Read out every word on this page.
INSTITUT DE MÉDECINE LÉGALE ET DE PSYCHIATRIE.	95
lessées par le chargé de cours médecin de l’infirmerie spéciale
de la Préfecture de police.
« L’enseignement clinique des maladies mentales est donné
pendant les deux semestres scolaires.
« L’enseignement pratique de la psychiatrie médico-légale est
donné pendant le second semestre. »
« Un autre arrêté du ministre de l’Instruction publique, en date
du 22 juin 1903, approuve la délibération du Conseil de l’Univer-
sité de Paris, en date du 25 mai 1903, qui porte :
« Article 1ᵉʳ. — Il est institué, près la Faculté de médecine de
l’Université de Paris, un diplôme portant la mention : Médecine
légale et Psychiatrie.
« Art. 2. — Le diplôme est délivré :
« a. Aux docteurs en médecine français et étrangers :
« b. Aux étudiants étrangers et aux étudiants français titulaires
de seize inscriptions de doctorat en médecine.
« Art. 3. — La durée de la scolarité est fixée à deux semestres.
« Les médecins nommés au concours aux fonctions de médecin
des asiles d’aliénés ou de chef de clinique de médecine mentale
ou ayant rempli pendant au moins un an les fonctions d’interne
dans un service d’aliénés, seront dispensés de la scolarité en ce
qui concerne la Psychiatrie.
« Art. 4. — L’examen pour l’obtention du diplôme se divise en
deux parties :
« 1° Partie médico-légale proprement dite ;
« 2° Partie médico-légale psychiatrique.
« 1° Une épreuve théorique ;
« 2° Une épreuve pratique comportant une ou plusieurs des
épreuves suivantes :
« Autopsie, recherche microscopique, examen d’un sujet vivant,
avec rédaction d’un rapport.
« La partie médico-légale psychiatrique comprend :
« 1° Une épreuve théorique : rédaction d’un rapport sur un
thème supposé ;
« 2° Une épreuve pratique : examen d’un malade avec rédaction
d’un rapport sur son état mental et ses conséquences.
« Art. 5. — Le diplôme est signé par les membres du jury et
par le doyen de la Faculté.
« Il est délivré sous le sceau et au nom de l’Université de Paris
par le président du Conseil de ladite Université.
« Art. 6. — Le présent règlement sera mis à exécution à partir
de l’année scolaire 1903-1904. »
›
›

=====

*Directions:* Repeat the data precisely, line by line.

*Output for this task:*
Read out every word on this page.
INSTITUT DE MÉDECINE LÉGALE ET DE PSYCHIATRIE.	95
lessées par le chargé de cours médecin de l’infirmerie spéciale
de la Préfecture de police.
« L’enseignement clinique des maladies mentales est donné
pendant les deux semestres scolaires.
« L’enseignement pratique de la psychiatrie médico-légale est
donné pendant le second semestre. »
« Un autre arrêté du ministre de l’Instruction publique, en date
du 22 juin 1903, approuve la délibération du Conseil de l’Univer-
sité de Paris, en date du 25 mai 1903, qui porte :
« Article 1ᵉʳ. — Il est institué, près la Faculté de médecine de
l’Université de Paris, un diplôme portant la mention : Médecine
légale et Psychiatrie.
« Art. 2. — Le diplôme est délivré :
« a. Aux docteurs en médecine français et étrangers :
« b. Aux étudiants étrangers et aux étudiants français titulaires
de seize inscriptions de doctorat en médecine.
« Art. 3. — La durée de la scolarité est fixée à deux semestres.
« Les médecins nommés au concours aux fonctions de médecin
des asiles d’aliénés ou de chef de clinique de médecine mentale
ou ayant rempli pendant au moins un an les fonctions d’interne
dans un service d’aliénés, seront dispensés de la scolarité en ce
qui concerne la Psychiatrie.
« Art. 4. — L’examen pour l’obtention du diplôme se divise en
deux parties :
« 1° Partie médico-légale proprement dite ;
« 2° Partie médico-légale psychiatrique.
« 1° Une épreuve théorique ;
« 2° Une épreuve pratique comportant une ou plusieurs des
épreuves suivantes :
« Autopsie, recherche microscopique, examen d’un sujet vivant,
avec rédaction d’un rapport.
« La partie médico-légale psychiatrique comprend :
« 1° Une épreuve théorique : rédaction d’un rapport sur un
thème supposé ;
« 2° Une épreuve pratique : examen d’un malade avec rédaction
d’un rapport sur son état mental et ses conséquences.
« Art. 5. — Le diplôme est signé par les membres du jury et
par le doyen de la Faculté.
« Il est délivré sous le sceau et au nom de l’Université de Paris
par le président du Conseil de ladite Université.
« Art. 6. — Le présent règlement sera mis à exécution à partir
de l’année scolaire 1903-1904. »
›
›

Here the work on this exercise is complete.